Requirement ::
In the lines below, how many hold the word "Diuisione"? Answer only with the number.

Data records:
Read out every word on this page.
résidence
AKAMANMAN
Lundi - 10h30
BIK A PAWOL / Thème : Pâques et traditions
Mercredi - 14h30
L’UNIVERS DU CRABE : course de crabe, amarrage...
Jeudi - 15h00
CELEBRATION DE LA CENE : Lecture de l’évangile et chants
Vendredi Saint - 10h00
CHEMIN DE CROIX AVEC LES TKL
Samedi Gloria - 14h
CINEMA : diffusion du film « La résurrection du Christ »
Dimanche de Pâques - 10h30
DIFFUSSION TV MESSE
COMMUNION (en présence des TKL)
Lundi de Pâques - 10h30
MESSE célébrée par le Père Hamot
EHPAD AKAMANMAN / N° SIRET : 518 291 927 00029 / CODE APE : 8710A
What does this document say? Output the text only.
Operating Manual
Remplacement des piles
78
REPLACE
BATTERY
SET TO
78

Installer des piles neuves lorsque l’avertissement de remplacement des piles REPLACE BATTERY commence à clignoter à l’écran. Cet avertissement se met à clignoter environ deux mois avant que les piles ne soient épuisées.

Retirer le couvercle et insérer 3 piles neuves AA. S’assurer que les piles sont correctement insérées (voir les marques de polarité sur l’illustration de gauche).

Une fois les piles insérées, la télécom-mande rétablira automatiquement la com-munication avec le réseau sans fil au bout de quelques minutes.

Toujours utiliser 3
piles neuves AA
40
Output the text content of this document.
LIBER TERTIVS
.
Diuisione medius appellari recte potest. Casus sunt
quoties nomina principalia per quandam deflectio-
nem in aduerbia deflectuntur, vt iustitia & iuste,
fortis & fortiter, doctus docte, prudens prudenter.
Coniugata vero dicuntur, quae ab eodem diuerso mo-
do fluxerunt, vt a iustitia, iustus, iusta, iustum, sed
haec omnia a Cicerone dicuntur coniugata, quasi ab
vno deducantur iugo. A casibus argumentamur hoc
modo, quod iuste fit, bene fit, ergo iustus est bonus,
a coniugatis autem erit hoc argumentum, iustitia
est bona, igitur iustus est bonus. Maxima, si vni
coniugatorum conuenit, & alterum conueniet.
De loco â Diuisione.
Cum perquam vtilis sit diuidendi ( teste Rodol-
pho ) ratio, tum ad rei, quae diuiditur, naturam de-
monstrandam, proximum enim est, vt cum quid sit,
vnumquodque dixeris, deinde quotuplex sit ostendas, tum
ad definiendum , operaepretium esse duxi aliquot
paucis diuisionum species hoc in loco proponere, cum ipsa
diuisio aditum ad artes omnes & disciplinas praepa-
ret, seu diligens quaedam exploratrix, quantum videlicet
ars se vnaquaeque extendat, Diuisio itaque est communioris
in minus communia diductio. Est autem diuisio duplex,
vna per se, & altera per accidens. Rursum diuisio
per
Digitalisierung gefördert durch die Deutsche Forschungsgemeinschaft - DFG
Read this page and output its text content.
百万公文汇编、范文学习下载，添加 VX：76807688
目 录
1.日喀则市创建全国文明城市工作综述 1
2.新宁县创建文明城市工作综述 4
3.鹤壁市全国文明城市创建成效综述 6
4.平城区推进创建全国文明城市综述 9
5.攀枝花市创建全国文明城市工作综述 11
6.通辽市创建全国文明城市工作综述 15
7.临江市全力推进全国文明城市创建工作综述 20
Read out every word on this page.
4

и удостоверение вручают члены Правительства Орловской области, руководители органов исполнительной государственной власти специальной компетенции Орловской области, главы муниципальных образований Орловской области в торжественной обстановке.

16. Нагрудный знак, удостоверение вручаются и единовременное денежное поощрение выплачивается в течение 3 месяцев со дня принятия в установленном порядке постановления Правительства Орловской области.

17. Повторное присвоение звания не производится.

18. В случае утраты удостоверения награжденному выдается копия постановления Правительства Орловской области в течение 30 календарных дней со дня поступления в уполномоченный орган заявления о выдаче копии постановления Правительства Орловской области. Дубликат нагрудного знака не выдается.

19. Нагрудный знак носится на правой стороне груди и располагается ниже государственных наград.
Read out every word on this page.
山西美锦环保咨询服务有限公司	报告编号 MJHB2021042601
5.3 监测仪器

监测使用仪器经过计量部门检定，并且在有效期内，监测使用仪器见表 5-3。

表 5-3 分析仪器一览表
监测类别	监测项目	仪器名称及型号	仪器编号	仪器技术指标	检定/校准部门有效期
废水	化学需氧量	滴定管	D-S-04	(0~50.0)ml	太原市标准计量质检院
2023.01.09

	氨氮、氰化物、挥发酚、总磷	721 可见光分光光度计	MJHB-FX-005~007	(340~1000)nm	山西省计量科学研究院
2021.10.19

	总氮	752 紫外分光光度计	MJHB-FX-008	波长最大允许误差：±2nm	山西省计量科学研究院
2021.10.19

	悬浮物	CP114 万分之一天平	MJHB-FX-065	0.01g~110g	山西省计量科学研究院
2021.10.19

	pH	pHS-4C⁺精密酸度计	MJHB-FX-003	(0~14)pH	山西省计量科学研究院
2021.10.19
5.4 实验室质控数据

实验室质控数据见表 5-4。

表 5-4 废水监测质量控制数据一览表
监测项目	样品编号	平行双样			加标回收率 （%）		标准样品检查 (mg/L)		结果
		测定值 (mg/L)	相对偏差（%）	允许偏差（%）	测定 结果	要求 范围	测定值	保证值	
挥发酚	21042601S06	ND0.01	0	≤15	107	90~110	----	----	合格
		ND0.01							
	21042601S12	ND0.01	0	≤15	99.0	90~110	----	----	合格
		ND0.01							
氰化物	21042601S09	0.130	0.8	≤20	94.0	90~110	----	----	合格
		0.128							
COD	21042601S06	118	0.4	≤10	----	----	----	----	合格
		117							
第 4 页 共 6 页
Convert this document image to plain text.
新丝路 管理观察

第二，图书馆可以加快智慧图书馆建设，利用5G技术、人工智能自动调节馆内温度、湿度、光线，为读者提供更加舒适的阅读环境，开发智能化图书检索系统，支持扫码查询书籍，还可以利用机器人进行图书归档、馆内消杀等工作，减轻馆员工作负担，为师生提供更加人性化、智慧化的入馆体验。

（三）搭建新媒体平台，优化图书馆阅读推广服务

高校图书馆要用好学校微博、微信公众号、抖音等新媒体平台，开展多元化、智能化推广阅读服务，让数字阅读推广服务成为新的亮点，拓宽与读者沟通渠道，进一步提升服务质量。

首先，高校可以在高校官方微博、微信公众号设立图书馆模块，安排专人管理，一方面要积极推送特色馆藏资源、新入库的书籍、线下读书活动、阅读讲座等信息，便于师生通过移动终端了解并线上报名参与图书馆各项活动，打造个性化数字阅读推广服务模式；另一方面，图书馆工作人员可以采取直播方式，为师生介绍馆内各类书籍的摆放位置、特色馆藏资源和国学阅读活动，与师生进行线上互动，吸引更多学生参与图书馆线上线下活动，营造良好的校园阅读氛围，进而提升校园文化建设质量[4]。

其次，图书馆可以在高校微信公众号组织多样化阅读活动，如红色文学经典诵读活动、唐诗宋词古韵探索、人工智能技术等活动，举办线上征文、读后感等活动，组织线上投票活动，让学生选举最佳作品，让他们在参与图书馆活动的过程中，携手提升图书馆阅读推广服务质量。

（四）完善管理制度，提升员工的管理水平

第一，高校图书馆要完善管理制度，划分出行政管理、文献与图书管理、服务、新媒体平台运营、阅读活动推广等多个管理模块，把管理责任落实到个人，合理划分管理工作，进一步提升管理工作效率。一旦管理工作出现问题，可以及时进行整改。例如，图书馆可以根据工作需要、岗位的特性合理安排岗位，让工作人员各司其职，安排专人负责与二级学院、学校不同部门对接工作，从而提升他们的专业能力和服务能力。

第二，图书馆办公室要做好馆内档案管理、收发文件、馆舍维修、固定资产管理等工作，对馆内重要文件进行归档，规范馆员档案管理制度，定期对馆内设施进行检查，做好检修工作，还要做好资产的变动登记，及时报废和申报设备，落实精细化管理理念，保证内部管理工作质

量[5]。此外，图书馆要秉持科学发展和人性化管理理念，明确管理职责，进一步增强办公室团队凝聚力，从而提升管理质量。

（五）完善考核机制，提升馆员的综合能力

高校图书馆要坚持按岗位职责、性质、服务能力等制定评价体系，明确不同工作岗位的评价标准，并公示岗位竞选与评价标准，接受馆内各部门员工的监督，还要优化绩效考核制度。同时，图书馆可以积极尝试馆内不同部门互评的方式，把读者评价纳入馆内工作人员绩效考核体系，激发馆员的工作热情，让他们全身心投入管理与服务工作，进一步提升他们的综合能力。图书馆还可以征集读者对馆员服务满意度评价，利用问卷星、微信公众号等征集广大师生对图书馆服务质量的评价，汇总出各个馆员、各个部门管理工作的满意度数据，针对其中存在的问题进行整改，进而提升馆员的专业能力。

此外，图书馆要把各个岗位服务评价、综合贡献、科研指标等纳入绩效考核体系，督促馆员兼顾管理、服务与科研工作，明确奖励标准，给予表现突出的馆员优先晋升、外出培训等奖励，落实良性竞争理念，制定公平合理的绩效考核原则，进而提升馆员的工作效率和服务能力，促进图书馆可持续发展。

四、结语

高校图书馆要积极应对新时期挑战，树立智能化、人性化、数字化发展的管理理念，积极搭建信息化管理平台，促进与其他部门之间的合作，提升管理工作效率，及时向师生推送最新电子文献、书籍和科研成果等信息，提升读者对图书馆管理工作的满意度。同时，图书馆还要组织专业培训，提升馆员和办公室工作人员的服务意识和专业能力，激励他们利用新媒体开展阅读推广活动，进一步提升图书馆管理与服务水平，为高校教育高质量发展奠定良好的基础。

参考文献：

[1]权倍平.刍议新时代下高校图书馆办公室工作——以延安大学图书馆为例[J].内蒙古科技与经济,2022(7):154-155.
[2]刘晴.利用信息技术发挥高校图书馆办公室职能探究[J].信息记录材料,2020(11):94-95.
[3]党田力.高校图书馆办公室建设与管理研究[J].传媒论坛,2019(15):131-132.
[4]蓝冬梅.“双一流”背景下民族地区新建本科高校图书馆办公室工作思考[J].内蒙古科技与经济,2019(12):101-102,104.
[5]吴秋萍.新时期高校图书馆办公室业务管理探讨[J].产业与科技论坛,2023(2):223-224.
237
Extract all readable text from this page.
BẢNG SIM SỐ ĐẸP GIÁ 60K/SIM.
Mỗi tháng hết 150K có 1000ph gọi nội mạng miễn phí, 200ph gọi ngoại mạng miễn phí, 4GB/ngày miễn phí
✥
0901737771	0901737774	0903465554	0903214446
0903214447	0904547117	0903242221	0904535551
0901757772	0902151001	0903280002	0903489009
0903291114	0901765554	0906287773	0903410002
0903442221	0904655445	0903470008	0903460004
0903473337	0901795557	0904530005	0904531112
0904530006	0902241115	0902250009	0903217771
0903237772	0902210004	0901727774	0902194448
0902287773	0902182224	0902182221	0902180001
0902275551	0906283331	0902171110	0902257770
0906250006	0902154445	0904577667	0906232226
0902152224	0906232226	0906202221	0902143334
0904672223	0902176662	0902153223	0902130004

Result of this task ::
2